* _The exercise_
Scan the data below and pick out the lines containing the word "screenshot".

□ □ □ □ □

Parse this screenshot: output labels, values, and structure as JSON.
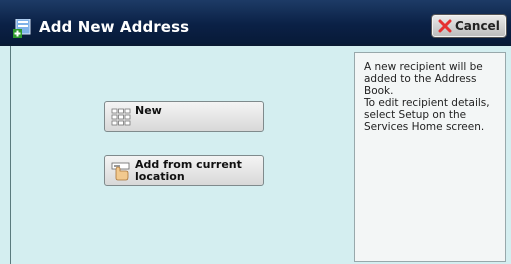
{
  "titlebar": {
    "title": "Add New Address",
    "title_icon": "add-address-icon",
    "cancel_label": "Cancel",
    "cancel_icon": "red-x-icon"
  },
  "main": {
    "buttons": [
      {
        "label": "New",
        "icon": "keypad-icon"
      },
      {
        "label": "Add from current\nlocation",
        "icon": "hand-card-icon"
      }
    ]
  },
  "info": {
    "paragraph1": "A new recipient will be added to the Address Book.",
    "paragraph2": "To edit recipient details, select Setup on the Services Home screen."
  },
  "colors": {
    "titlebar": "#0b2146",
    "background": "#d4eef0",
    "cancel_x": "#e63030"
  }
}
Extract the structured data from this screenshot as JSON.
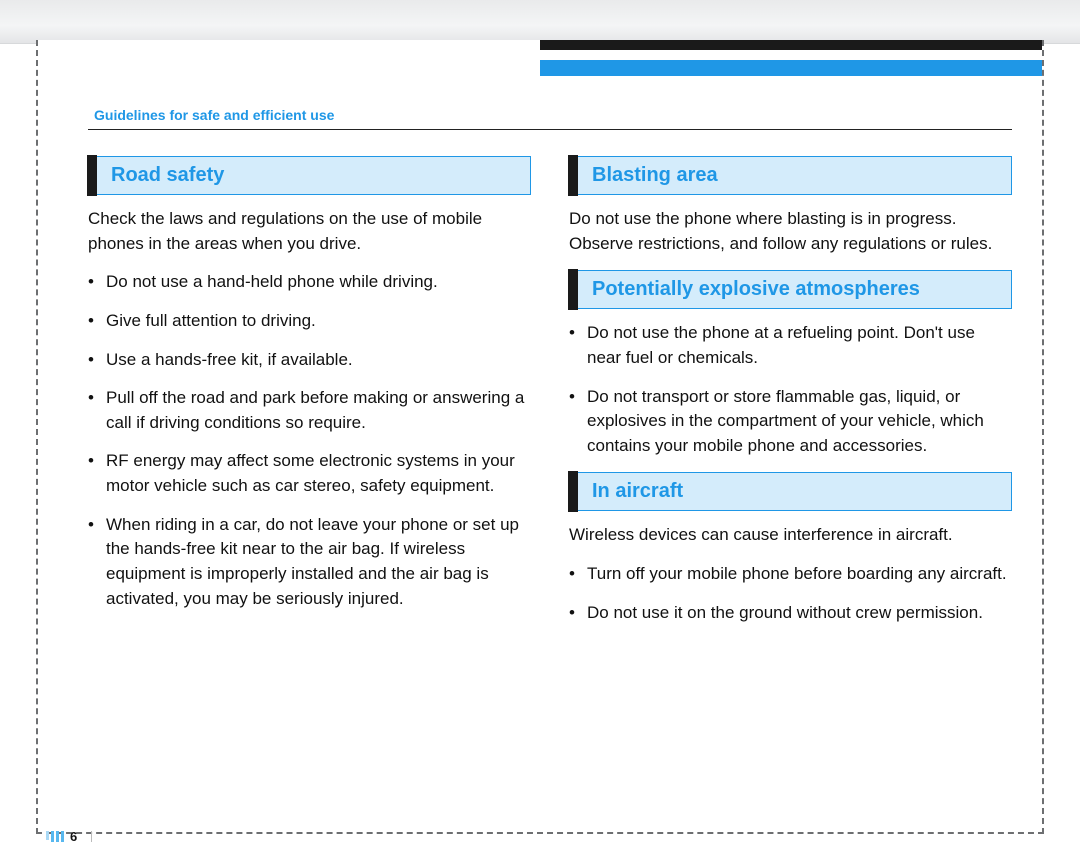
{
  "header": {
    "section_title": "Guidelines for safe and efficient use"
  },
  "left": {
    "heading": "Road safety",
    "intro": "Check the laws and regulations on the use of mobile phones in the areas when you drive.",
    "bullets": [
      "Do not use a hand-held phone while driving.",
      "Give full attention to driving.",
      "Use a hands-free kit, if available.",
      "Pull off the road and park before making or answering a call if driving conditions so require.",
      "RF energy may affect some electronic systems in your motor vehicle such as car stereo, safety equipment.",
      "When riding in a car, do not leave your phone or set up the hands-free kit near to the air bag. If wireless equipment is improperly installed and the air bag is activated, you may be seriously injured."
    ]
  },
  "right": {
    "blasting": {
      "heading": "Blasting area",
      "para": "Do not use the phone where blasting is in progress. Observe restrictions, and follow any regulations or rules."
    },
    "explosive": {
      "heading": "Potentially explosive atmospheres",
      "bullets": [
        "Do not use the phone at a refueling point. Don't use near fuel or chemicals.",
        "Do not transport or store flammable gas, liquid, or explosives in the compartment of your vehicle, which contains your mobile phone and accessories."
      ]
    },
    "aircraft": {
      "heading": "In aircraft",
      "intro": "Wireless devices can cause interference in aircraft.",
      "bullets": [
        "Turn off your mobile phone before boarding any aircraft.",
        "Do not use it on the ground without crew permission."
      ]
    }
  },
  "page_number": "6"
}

□ □ □ □ □

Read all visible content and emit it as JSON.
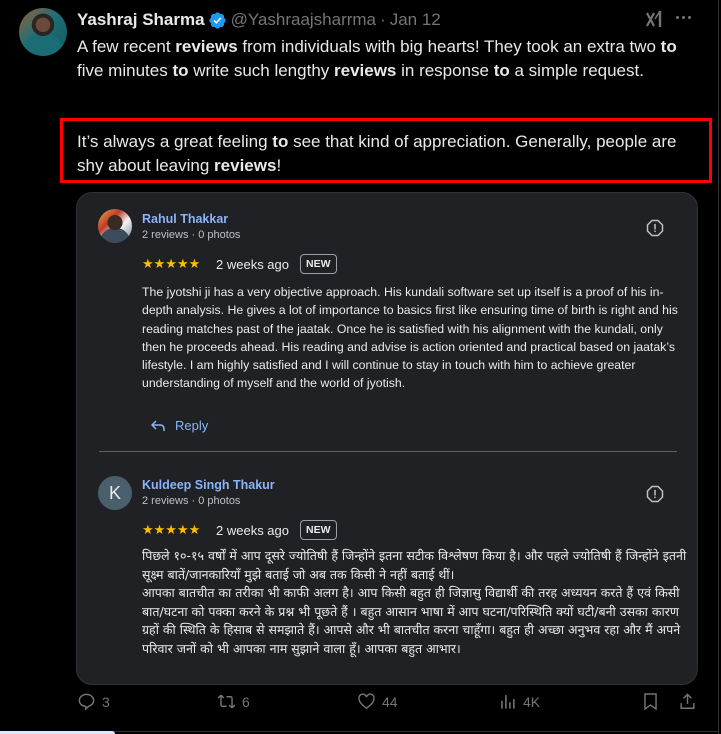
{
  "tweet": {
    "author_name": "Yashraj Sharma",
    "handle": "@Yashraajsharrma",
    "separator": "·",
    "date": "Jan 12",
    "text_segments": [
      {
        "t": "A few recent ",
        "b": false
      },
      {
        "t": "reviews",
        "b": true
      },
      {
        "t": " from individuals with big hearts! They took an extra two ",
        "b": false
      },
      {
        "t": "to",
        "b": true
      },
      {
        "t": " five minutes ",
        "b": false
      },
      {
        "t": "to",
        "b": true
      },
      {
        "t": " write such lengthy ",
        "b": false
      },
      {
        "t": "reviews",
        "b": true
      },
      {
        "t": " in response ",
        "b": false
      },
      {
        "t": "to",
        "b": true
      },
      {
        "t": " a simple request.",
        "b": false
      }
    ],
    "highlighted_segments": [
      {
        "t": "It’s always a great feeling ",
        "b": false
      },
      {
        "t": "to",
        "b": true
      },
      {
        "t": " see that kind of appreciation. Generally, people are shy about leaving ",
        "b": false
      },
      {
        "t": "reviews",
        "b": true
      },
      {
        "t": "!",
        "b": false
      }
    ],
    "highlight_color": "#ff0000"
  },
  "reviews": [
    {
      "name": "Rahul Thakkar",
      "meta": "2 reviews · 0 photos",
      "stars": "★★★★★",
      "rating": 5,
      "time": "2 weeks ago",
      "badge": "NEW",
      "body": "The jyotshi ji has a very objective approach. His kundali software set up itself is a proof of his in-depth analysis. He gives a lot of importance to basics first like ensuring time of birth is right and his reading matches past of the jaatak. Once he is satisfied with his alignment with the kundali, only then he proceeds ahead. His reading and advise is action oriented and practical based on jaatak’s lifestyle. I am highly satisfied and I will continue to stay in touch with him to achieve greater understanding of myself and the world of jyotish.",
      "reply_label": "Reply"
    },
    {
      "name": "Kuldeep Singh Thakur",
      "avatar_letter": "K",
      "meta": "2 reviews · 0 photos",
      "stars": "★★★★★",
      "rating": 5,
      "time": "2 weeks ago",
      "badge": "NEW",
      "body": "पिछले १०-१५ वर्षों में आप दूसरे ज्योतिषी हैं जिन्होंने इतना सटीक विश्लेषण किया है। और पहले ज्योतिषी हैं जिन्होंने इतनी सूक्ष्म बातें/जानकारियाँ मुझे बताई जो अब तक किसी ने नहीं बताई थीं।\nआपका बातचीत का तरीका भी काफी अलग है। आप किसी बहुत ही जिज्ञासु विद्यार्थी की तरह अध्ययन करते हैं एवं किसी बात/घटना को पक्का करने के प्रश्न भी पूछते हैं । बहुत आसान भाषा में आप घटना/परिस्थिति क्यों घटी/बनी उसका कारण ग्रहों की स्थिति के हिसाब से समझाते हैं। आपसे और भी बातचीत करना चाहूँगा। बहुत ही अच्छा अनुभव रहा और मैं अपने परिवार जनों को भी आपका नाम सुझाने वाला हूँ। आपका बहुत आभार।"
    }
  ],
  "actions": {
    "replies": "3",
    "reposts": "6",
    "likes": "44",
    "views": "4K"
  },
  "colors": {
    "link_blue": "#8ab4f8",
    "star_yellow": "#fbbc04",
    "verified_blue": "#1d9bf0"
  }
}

□ □ □ □ □

* _Written answer_
Parse this screenshot: output labels, values, and structure as JSON.
Extract the structured data from this screenshot as JSON.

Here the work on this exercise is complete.